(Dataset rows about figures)

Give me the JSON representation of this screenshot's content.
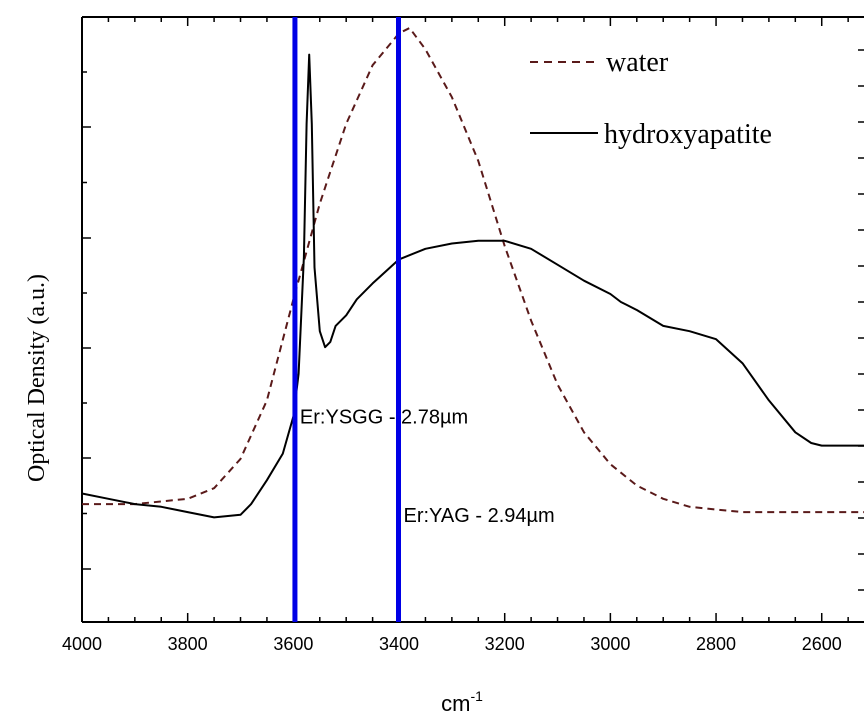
{
  "chart_data": {
    "type": "line",
    "title": "",
    "xlabel": "cm",
    "xlabel_superscript": "-1",
    "ylabel": "Optical Density (a.u.)",
    "xlim": [
      4000,
      2520
    ],
    "ylim": [
      0,
      1
    ],
    "x_reversed": true,
    "x_ticks": [
      4000,
      3800,
      3600,
      3400,
      3200,
      3000,
      2800,
      2600
    ],
    "x_tick_labels": [
      "4000",
      "3800",
      "3600",
      "3400",
      "3200",
      "3000",
      "2800",
      "2600"
    ],
    "y_tick_labels_shown": false,
    "grid": false,
    "legend": "top-right",
    "series": [
      {
        "name": "water",
        "style": "dashed",
        "color": "#5a1a1a",
        "x": [
          4000,
          3900,
          3800,
          3750,
          3700,
          3650,
          3600,
          3550,
          3500,
          3450,
          3400,
          3380,
          3350,
          3300,
          3250,
          3200,
          3150,
          3100,
          3050,
          3000,
          2950,
          2900,
          2850,
          2800,
          2750,
          2700,
          2650,
          2600,
          2520
        ],
        "y": [
          0.105,
          0.105,
          0.115,
          0.135,
          0.19,
          0.3,
          0.49,
          0.67,
          0.82,
          0.93,
          0.99,
          1.0,
          0.96,
          0.87,
          0.75,
          0.59,
          0.45,
          0.33,
          0.24,
          0.18,
          0.14,
          0.115,
          0.1,
          0.095,
          0.09,
          0.09,
          0.09,
          0.09,
          0.09
        ]
      },
      {
        "name": "hydroxyapatite",
        "style": "solid",
        "color": "#000000",
        "x": [
          4000,
          3950,
          3900,
          3850,
          3800,
          3750,
          3700,
          3680,
          3650,
          3620,
          3600,
          3590,
          3580,
          3575,
          3570,
          3565,
          3560,
          3550,
          3540,
          3530,
          3520,
          3500,
          3480,
          3450,
          3400,
          3350,
          3300,
          3250,
          3200,
          3150,
          3100,
          3050,
          3000,
          2980,
          2970,
          2950,
          2900,
          2850,
          2800,
          2750,
          2700,
          2650,
          2620,
          2600,
          2550,
          2520
        ],
        "y": [
          0.125,
          0.115,
          0.105,
          0.1,
          0.09,
          0.08,
          0.085,
          0.105,
          0.15,
          0.2,
          0.27,
          0.35,
          0.57,
          0.82,
          0.95,
          0.82,
          0.55,
          0.43,
          0.4,
          0.41,
          0.44,
          0.46,
          0.49,
          0.52,
          0.565,
          0.585,
          0.595,
          0.6,
          0.6,
          0.585,
          0.555,
          0.525,
          0.5,
          0.485,
          0.48,
          0.47,
          0.44,
          0.43,
          0.415,
          0.37,
          0.3,
          0.24,
          0.22,
          0.215,
          0.215,
          0.215
        ]
      }
    ],
    "vlines": [
      {
        "x": 3597,
        "color": "#0000e6",
        "label": "Er:YSGG - 2.78µm",
        "label_y": 0.27
      },
      {
        "x": 3401,
        "color": "#0000e6",
        "label": "Er:YAG - 2.94µm",
        "label_y": 0.085
      }
    ]
  }
}
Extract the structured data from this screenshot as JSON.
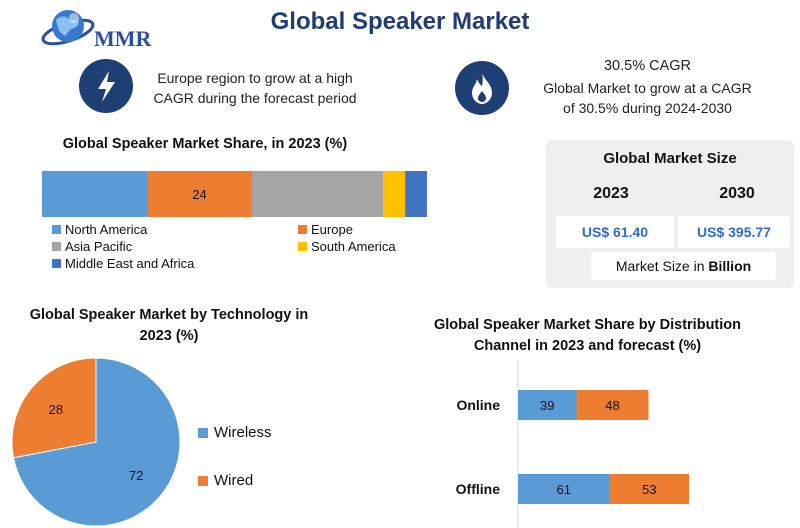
{
  "header": {
    "title": "Global Speaker Market",
    "logo_text": "MMR"
  },
  "highlights": {
    "left_text_line1": "Europe region to grow at a high",
    "left_text_line2": "CAGR during the forecast period",
    "cagr_title": "30.5% CAGR",
    "right_text_line1": "Global Market to grow at a CAGR",
    "right_text_line2": "of 30.5% during 2024-2030",
    "left_icon": "lightning-icon",
    "right_icon": "flame-icon"
  },
  "market_size": {
    "title": "Global Market Size",
    "year1": "2023",
    "year2": "2030",
    "value1": "US$ 61.40",
    "value2": "US$ 395.77",
    "footer_prefix": "Market Size in ",
    "footer_bold": "Billion"
  },
  "colors": {
    "North America": "#5b9bd5",
    "Europe": "#ed7d31",
    "Asia Pacific": "#a5a5a5",
    "South America": "#ffc000",
    "Middle East and Africa": "#4472c4",
    "Wireless": "#5b9bd5",
    "Wired": "#ed7d31",
    "dark_navy": "#1e3f73"
  },
  "chart_data": [
    {
      "type": "bar",
      "orientation": "horizontal-stacked",
      "title": "Global Speaker Market Share, in 2023 (%)",
      "series": [
        {
          "name": "North America",
          "values": [
            24
          ]
        },
        {
          "name": "Europe",
          "values": [
            24
          ]
        },
        {
          "name": "Asia Pacific",
          "values": [
            30
          ]
        },
        {
          "name": "South America",
          "values": [
            5
          ]
        },
        {
          "name": "Middle East and Africa",
          "values": [
            5
          ]
        }
      ],
      "data_labels": {
        "Europe": "24"
      },
      "legend": [
        "North America",
        "Europe",
        "Asia Pacific",
        "South America",
        "Middle East and Africa"
      ]
    },
    {
      "type": "pie",
      "title_line1": "Global Speaker Market by Technology in",
      "title_line2": "2023 (%)",
      "slices": [
        {
          "name": "Wireless",
          "value": 72
        },
        {
          "name": "Wired",
          "value": 28
        }
      ],
      "legend_placement": "right"
    },
    {
      "type": "bar",
      "orientation": "horizontal-stacked",
      "title_line1": "Global Speaker Market Share by Distribution",
      "title_line2": "Channel in 2023 and forecast (%)",
      "categories": [
        "Online",
        "Offline"
      ],
      "series": [
        {
          "values": [
            39,
            61
          ],
          "color": "#5b9bd5"
        },
        {
          "values": [
            48,
            53
          ],
          "color": "#ed7d31"
        }
      ]
    }
  ]
}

What this task involves — Set down the records in full and exactly. Do not carry over any image.

Exercise solution —
Give me the JSON representation of this screenshot's content.
{
  "chart_data": {
    "type": "line",
    "title": "",
    "xlabel": "cm",
    "xlabel_superscript": "-1",
    "ylabel": "Optical Density (a.u.)",
    "xlim": [
      4000,
      2520
    ],
    "ylim": [
      0,
      1
    ],
    "x_reversed": true,
    "x_ticks": [
      4000,
      3800,
      3600,
      3400,
      3200,
      3000,
      2800,
      2600
    ],
    "x_tick_labels": [
      "4000",
      "3800",
      "3600",
      "3400",
      "3200",
      "3000",
      "2800",
      "2600"
    ],
    "y_tick_labels_shown": false,
    "grid": false,
    "legend": "top-right",
    "series": [
      {
        "name": "water",
        "style": "dashed",
        "color": "#5a1a1a",
        "x": [
          4000,
          3900,
          3800,
          3750,
          3700,
          3650,
          3600,
          3550,
          3500,
          3450,
          3400,
          3380,
          3350,
          3300,
          3250,
          3200,
          3150,
          3100,
          3050,
          3000,
          2950,
          2900,
          2850,
          2800,
          2750,
          2700,
          2650,
          2600,
          2520
        ],
        "y": [
          0.105,
          0.105,
          0.115,
          0.135,
          0.19,
          0.3,
          0.49,
          0.67,
          0.82,
          0.93,
          0.99,
          1.0,
          0.96,
          0.87,
          0.75,
          0.59,
          0.45,
          0.33,
          0.24,
          0.18,
          0.14,
          0.115,
          0.1,
          0.095,
          0.09,
          0.09,
          0.09,
          0.09,
          0.09
        ]
      },
      {
        "name": "hydroxyapatite",
        "style": "solid",
        "color": "#000000",
        "x": [
          4000,
          3950,
          3900,
          3850,
          3800,
          3750,
          3700,
          3680,
          3650,
          3620,
          3600,
          3590,
          3580,
          3575,
          3570,
          3565,
          3560,
          3550,
          3540,
          3530,
          3520,
          3500,
          3480,
          3450,
          3400,
          3350,
          3300,
          3250,
          3200,
          3150,
          3100,
          3050,
          3000,
          2980,
          2970,
          2950,
          2900,
          2850,
          2800,
          2750,
          2700,
          2650,
          2620,
          2600,
          2550,
          2520
        ],
        "y": [
          0.125,
          0.115,
          0.105,
          0.1,
          0.09,
          0.08,
          0.085,
          0.105,
          0.15,
          0.2,
          0.27,
          0.35,
          0.57,
          0.82,
          0.95,
          0.82,
          0.55,
          0.43,
          0.4,
          0.41,
          0.44,
          0.46,
          0.49,
          0.52,
          0.565,
          0.585,
          0.595,
          0.6,
          0.6,
          0.585,
          0.555,
          0.525,
          0.5,
          0.485,
          0.48,
          0.47,
          0.44,
          0.43,
          0.415,
          0.37,
          0.3,
          0.24,
          0.22,
          0.215,
          0.215,
          0.215
        ]
      }
    ],
    "vlines": [
      {
        "x": 3597,
        "color": "#0000e6",
        "label": "Er:YSGG - 2.78µm",
        "label_y": 0.27
      },
      {
        "x": 3401,
        "color": "#0000e6",
        "label": "Er:YAG - 2.94µm",
        "label_y": 0.085
      }
    ]
  }
}
Extract the structured data from this screenshot as JSON.
{
  "header": {
    "title": "Global Speaker Market",
    "logo_text": "MMR"
  },
  "highlights": {
    "left_text_line1": "Europe region to grow at a high",
    "left_text_line2": "CAGR during the forecast period",
    "cagr_title": "30.5% CAGR",
    "right_text_line1": "Global Market to grow at a CAGR",
    "right_text_line2": "of 30.5% during 2024-2030",
    "left_icon": "lightning-icon",
    "right_icon": "flame-icon"
  },
  "market_size": {
    "title": "Global Market Size",
    "year1": "2023",
    "year2": "2030",
    "value1": "US$ 61.40",
    "value2": "US$ 395.77",
    "footer_prefix": "Market Size in ",
    "footer_bold": "Billion"
  },
  "colors": {
    "North America": "#5b9bd5",
    "Europe": "#ed7d31",
    "Asia Pacific": "#a5a5a5",
    "South America": "#ffc000",
    "Middle East and Africa": "#4472c4",
    "Wireless": "#5b9bd5",
    "Wired": "#ed7d31",
    "dark_navy": "#1e3f73"
  },
  "chart_data": [
    {
      "type": "bar",
      "orientation": "horizontal-stacked",
      "title": "Global Speaker Market Share, in 2023 (%)",
      "series": [
        {
          "name": "North America",
          "values": [
            24
          ]
        },
        {
          "name": "Europe",
          "values": [
            24
          ]
        },
        {
          "name": "Asia Pacific",
          "values": [
            30
          ]
        },
        {
          "name": "South America",
          "values": [
            5
          ]
        },
        {
          "name": "Middle East and Africa",
          "values": [
            5
          ]
        }
      ],
      "data_labels": {
        "Europe": "24"
      },
      "legend": [
        "North America",
        "Europe",
        "Asia Pacific",
        "South America",
        "Middle East and Africa"
      ]
    },
    {
      "type": "pie",
      "title_line1": "Global Speaker Market by Technology in",
      "title_line2": "2023 (%)",
      "slices": [
        {
          "name": "Wireless",
          "value": 72
        },
        {
          "name": "Wired",
          "value": 28
        }
      ],
      "legend_placement": "right"
    },
    {
      "type": "bar",
      "orientation": "horizontal-stacked",
      "title_line1": "Global Speaker Market Share by Distribution",
      "title_line2": "Channel in 2023 and forecast (%)",
      "categories": [
        "Online",
        "Offline"
      ],
      "series": [
        {
          "values": [
            39,
            61
          ],
          "color": "#5b9bd5"
        },
        {
          "values": [
            48,
            53
          ],
          "color": "#ed7d31"
        }
      ]
    }
  ]
}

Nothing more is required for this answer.